■ Aim of the exercise
Within the records that follow, find every line containing the string "labels". Copy those lines.

[Extracted records]
=-=-=-=-=

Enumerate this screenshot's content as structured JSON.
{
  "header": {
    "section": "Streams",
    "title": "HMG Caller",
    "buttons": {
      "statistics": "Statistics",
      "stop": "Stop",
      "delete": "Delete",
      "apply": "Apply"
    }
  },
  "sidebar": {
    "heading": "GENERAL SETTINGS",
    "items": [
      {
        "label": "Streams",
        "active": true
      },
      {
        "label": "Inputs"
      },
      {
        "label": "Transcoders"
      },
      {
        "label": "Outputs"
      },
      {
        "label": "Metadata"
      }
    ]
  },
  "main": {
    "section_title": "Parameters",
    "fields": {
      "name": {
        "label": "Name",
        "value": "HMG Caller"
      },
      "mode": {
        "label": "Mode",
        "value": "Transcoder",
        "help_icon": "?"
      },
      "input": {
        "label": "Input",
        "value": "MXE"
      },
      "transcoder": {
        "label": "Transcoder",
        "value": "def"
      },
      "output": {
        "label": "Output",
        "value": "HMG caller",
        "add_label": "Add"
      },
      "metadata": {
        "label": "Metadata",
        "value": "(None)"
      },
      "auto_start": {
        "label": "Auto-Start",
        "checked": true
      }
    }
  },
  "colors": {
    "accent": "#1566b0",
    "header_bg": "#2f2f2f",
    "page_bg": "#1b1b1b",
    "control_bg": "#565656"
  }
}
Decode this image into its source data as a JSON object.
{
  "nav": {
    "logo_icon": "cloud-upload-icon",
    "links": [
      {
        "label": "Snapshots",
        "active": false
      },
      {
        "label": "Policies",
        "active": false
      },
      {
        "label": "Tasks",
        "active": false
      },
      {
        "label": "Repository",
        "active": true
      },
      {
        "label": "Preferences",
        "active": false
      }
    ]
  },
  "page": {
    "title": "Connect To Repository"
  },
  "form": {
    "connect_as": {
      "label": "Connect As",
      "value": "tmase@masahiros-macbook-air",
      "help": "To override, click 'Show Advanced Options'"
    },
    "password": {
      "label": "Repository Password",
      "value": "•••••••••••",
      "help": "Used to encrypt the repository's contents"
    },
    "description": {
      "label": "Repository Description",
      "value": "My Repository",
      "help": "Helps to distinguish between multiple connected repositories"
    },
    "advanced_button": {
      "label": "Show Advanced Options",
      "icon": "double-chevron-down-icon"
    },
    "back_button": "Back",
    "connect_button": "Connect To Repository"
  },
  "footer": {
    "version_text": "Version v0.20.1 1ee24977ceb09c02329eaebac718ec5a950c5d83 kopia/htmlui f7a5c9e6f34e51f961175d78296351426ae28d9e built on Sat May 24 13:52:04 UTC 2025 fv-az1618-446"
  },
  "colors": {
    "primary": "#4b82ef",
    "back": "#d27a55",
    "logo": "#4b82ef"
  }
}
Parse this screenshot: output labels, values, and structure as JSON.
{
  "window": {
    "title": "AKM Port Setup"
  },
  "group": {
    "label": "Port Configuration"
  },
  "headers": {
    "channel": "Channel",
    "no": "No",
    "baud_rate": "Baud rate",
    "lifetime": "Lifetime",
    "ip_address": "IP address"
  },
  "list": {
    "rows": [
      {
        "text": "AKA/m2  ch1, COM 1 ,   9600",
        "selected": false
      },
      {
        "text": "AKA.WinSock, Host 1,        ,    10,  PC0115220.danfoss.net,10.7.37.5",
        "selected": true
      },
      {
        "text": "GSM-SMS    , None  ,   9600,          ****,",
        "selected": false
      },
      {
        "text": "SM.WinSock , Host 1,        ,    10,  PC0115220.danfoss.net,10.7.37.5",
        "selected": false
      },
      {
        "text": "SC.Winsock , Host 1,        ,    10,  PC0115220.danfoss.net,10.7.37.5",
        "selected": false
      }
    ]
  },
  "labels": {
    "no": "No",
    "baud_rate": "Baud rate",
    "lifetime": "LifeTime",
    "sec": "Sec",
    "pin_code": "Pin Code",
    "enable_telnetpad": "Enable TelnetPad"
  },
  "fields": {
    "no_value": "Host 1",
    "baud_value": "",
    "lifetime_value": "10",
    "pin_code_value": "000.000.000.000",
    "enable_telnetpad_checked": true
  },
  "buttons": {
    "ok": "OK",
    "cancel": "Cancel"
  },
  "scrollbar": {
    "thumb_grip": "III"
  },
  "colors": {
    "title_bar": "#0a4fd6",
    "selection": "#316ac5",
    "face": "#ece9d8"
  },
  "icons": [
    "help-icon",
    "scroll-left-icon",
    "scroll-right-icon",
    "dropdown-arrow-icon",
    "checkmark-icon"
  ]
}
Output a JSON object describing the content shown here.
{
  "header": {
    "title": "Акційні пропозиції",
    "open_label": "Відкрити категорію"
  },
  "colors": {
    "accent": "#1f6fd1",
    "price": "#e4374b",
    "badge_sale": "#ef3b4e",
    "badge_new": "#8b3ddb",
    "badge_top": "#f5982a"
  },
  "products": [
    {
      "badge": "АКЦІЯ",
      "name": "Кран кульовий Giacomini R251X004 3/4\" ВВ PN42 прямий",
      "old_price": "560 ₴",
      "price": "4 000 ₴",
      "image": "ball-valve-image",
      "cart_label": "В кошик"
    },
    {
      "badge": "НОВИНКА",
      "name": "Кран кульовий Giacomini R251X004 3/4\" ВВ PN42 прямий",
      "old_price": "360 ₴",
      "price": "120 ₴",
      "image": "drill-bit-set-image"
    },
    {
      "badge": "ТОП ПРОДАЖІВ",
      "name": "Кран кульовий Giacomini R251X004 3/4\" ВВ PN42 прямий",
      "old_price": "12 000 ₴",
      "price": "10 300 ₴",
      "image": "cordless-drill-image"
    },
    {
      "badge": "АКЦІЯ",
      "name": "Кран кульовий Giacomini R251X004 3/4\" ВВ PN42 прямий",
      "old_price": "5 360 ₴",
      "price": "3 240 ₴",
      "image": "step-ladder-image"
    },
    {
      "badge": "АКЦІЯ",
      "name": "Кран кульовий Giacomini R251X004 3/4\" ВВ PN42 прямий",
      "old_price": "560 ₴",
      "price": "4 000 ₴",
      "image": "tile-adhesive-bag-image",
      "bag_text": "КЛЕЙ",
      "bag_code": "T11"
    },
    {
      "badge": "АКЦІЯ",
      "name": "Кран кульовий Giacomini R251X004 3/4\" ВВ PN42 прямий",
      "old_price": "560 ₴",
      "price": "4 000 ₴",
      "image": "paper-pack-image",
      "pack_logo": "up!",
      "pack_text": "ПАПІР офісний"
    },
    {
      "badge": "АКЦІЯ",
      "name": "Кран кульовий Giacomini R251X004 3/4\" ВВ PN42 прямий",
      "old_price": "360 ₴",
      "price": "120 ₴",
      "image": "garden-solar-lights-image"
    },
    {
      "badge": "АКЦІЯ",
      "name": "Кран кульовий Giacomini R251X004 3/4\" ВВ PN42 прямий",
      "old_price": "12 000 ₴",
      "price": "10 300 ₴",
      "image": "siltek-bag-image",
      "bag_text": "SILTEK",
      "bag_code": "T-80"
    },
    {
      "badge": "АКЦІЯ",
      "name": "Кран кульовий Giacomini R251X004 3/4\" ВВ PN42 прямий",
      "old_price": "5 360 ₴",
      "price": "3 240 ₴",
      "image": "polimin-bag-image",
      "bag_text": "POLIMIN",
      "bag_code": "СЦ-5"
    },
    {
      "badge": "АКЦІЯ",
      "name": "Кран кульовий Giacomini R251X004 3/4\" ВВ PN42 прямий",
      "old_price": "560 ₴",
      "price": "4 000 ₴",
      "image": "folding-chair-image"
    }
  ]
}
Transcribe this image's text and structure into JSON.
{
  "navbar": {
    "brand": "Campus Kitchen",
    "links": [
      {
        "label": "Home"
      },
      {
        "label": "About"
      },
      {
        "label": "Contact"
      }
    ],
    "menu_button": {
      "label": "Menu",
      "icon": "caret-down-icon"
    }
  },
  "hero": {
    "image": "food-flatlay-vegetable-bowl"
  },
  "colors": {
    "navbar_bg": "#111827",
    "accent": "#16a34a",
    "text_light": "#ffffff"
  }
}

=-=-=-=-=

■ Problem solution
Parse this screenshot: output labels, values, and structure as JSON.
  "labels": {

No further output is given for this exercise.